_WORK TO BE COMPLETED_
Copy out the data lines unchanged, from the line that contains "721, 1022, 723]" through the line that contains "730, 889, 751]", with both of those lines included.

+-------+

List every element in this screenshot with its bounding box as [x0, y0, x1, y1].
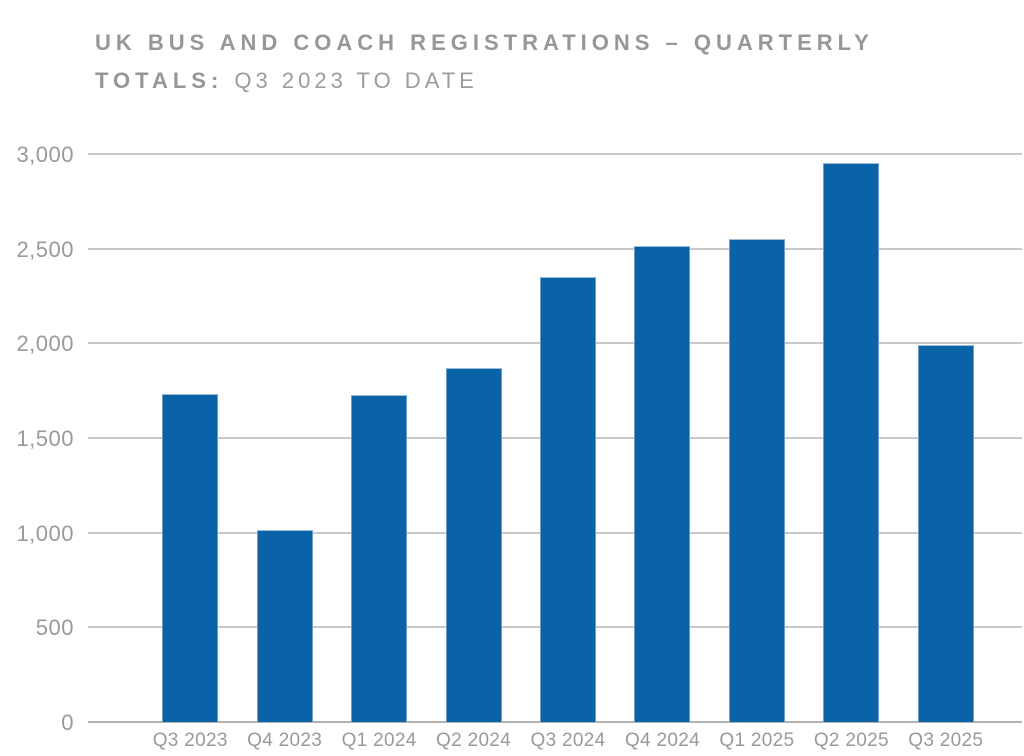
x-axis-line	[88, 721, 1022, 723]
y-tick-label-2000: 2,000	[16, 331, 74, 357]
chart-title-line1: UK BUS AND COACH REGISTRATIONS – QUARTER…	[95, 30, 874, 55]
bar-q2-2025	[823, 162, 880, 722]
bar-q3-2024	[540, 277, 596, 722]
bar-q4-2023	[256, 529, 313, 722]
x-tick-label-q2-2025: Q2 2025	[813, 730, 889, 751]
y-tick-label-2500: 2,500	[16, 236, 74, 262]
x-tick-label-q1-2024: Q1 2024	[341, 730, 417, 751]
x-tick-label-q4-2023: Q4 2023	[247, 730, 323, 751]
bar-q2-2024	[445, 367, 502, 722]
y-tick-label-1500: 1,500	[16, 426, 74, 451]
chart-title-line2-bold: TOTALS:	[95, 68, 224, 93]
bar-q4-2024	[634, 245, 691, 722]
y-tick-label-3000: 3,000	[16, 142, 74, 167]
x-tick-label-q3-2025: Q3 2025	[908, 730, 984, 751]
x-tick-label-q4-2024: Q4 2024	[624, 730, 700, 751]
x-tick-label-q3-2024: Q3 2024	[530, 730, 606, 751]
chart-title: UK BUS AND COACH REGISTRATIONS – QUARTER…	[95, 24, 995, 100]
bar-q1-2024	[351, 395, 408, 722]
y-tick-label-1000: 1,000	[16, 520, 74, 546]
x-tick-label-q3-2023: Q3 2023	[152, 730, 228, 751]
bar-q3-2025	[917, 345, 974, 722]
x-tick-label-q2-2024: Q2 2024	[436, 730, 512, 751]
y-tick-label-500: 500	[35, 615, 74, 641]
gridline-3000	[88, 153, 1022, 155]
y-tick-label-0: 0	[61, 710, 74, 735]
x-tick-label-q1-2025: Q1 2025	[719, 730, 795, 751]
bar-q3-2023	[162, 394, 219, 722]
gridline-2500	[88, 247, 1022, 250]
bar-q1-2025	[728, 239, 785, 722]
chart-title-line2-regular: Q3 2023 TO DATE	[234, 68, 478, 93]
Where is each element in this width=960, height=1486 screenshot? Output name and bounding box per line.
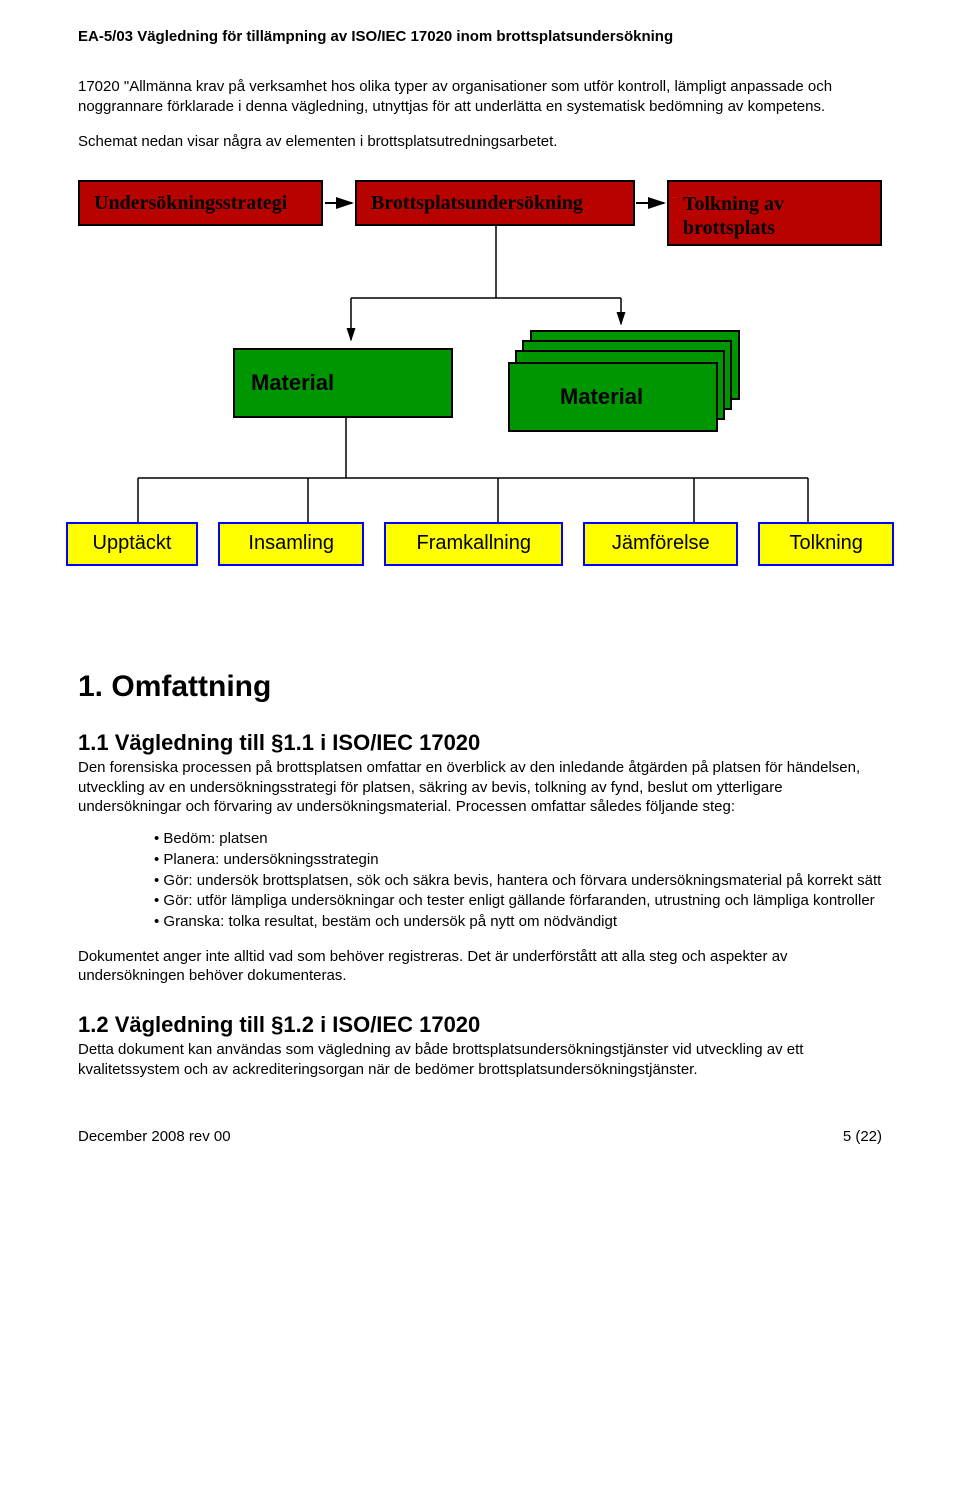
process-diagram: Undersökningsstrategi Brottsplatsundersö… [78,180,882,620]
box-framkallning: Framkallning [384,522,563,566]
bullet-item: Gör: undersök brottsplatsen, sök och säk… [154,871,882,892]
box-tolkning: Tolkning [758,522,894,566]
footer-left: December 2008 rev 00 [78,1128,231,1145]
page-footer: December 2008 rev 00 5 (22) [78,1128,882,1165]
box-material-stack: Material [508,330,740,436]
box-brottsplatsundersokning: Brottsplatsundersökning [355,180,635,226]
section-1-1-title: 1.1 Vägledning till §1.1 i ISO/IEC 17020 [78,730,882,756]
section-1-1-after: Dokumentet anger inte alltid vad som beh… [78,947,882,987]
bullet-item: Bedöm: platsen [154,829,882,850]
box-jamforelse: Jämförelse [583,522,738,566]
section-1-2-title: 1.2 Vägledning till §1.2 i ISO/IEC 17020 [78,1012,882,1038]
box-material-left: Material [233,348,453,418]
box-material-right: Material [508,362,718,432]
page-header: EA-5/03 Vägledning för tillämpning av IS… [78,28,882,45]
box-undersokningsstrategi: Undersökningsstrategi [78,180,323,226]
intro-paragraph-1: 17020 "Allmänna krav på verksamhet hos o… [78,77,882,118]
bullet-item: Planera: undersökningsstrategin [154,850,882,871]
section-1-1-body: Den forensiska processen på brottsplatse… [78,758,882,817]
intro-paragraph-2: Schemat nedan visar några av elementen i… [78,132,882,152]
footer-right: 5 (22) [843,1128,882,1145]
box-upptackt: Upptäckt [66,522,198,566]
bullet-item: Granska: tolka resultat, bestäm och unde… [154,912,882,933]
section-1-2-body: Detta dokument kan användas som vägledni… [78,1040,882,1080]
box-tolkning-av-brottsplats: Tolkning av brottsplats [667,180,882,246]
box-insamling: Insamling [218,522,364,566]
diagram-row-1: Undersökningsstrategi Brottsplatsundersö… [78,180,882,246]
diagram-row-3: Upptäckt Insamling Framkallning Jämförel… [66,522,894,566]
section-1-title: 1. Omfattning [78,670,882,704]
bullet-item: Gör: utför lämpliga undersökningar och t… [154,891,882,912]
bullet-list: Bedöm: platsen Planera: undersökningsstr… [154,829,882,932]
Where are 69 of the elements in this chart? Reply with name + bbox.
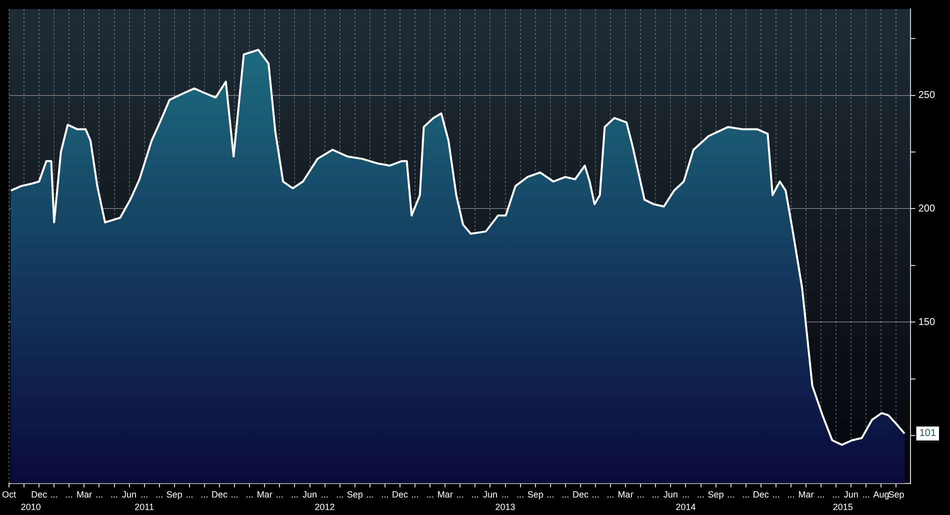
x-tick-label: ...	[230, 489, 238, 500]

+-------+

_SOLVED PROBLEM_
x-axis-line	[88, 721, 1022, 723]
y-tick-label-2000: 2,000	[16, 331, 74, 357]
chart-title-line1: UK BUS AND COACH REGISTRATIONS – QUARTER…	[95, 30, 874, 55]
bar-q2-2025	[823, 162, 880, 722]
bar-q3-2024	[540, 277, 596, 722]
bar-q4-2023	[256, 529, 313, 722]
x-tick-label-q2-2025: Q2 2025	[813, 730, 889, 751]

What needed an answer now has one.